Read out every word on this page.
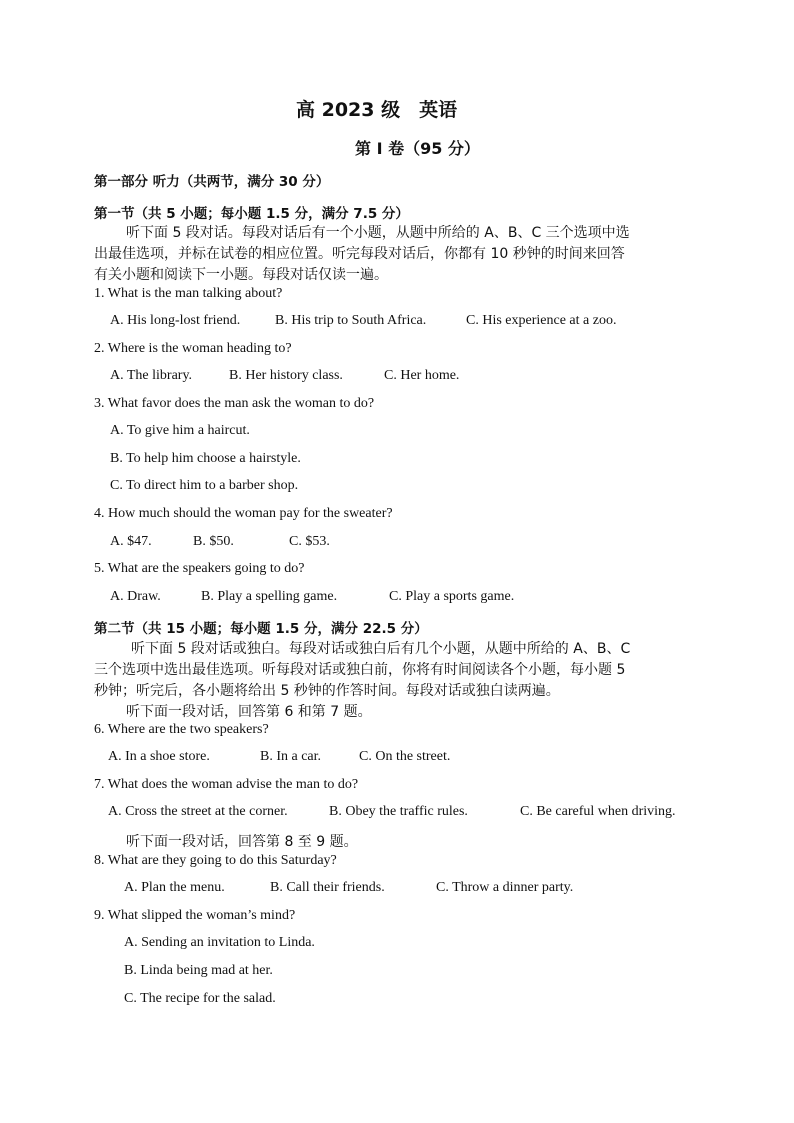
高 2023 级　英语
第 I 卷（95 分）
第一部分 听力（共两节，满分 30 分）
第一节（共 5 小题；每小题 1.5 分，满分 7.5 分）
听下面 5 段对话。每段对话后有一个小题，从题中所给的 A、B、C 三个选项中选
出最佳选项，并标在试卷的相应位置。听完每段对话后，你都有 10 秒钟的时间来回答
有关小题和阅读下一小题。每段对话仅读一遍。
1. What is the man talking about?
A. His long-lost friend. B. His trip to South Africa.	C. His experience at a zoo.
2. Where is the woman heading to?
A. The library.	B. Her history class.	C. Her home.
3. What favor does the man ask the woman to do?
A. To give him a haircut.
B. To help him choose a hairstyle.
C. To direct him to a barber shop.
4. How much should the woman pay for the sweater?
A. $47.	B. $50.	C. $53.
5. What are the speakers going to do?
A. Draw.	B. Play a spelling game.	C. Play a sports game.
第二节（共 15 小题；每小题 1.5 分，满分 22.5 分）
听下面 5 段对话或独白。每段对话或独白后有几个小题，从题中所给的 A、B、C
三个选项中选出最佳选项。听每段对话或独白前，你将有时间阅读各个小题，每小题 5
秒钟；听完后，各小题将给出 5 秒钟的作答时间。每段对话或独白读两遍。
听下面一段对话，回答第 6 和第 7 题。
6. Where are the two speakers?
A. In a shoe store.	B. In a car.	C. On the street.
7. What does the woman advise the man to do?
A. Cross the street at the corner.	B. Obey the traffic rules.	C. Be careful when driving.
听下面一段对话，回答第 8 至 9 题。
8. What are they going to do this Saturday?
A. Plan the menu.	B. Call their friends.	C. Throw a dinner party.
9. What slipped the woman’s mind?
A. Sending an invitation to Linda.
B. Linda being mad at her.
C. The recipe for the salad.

^^^^

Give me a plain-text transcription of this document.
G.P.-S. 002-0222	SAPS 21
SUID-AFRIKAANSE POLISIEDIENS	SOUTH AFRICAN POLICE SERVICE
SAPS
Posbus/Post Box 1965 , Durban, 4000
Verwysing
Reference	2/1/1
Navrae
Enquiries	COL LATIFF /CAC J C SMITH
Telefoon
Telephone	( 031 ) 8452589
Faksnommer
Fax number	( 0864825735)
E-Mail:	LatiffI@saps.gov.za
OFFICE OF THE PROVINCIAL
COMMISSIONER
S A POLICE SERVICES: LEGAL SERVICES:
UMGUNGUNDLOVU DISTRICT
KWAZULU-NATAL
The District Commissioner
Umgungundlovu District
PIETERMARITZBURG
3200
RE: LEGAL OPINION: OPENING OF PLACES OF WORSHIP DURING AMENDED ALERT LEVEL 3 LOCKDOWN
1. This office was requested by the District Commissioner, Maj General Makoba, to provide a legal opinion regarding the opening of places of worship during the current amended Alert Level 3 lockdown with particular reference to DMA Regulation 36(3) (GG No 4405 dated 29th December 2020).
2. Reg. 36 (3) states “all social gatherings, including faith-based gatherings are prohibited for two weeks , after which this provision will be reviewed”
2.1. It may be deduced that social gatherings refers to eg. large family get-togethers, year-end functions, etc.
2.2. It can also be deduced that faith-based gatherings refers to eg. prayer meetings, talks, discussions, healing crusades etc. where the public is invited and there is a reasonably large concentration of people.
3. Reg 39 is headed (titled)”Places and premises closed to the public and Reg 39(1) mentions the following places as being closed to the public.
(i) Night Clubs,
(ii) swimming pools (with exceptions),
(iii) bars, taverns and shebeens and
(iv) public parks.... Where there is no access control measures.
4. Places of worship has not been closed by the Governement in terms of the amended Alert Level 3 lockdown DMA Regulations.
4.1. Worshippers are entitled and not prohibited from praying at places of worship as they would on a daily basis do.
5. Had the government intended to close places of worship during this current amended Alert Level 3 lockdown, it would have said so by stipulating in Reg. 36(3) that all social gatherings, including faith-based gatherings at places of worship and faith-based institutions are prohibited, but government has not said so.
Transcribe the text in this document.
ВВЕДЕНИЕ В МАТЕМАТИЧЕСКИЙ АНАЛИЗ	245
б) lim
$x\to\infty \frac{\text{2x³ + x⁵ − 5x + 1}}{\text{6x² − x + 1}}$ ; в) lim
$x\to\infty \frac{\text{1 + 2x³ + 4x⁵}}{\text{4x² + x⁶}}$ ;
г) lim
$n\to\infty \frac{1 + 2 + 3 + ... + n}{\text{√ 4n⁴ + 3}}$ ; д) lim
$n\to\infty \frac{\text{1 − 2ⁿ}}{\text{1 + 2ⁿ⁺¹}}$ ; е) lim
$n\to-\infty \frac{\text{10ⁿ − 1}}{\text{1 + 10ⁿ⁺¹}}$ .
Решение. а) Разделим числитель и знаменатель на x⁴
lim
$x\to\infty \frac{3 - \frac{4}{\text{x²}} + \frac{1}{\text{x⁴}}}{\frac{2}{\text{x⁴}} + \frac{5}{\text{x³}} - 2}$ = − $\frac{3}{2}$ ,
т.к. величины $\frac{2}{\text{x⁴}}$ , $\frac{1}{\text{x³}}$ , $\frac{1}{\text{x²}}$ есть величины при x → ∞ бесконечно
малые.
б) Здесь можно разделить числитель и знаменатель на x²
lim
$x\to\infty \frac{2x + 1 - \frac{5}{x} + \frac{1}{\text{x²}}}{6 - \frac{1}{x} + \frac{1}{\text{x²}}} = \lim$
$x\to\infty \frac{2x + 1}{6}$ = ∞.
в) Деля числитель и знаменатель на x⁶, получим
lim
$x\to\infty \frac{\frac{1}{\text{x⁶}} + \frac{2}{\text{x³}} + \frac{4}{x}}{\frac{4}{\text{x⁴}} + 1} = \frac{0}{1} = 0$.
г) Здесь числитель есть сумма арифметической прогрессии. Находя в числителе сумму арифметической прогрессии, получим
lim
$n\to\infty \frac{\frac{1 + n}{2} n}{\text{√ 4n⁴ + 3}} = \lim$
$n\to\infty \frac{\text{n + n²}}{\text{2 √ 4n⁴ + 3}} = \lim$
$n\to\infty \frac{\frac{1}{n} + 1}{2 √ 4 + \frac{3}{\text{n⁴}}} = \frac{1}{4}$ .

^^^^

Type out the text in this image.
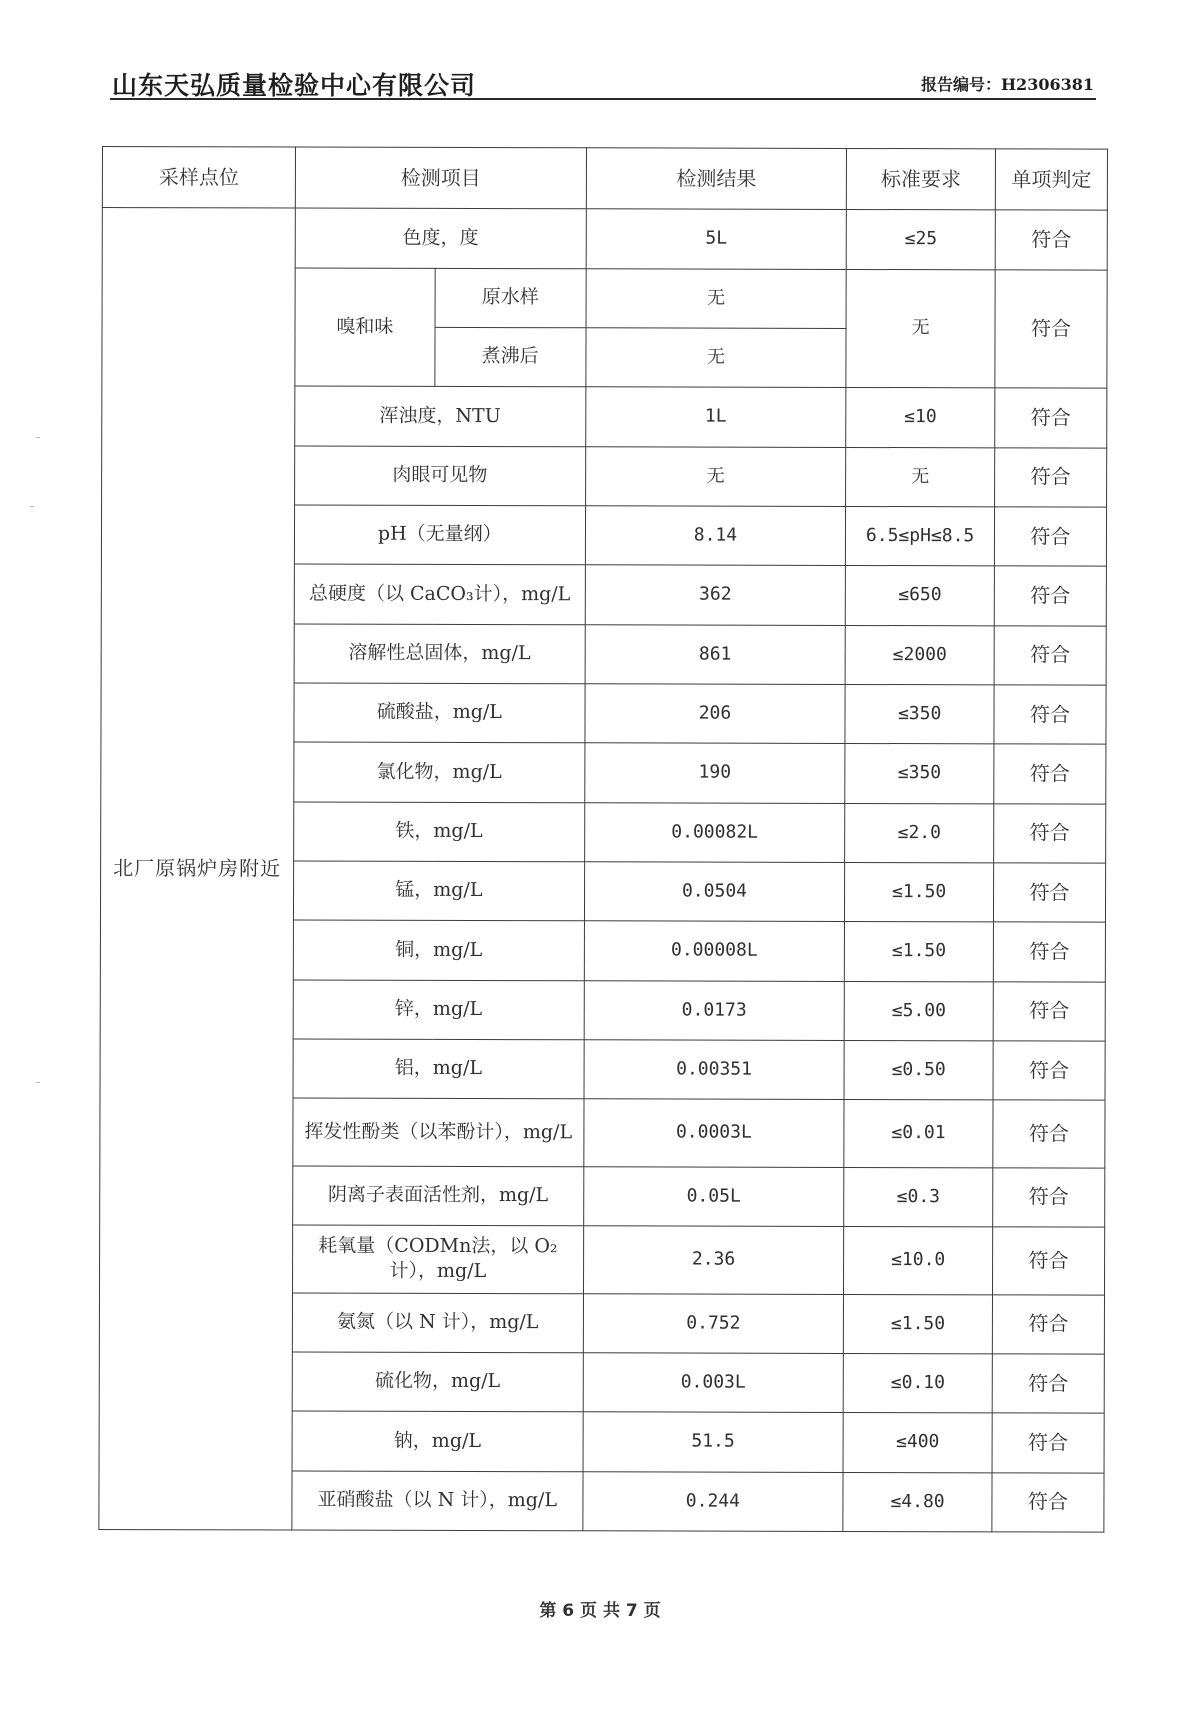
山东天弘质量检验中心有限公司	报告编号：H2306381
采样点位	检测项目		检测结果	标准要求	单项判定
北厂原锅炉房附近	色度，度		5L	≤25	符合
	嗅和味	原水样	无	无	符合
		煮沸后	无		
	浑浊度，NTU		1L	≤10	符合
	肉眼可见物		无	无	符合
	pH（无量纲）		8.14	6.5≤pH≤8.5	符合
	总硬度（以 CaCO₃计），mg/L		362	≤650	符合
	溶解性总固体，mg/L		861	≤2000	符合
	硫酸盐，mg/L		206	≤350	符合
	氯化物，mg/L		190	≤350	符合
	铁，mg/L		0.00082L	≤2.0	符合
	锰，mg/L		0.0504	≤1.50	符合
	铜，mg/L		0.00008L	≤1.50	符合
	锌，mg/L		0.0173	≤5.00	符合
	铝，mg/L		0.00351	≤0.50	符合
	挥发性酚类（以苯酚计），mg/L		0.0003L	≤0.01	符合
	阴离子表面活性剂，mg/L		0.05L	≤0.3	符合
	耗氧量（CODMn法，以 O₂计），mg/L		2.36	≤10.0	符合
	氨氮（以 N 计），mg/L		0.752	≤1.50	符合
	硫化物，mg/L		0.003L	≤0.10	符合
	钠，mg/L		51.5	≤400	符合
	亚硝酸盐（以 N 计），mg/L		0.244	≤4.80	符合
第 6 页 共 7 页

^^^^

● **What to work on**: Scan the data above and copy every line with "street" in it.

● **Final answer**:
A. In a shoe store.	B. In a car.	C. On the street.
A. Cross the street at the corner.	B. Obey the traffic rules.	C. Be careful when driving.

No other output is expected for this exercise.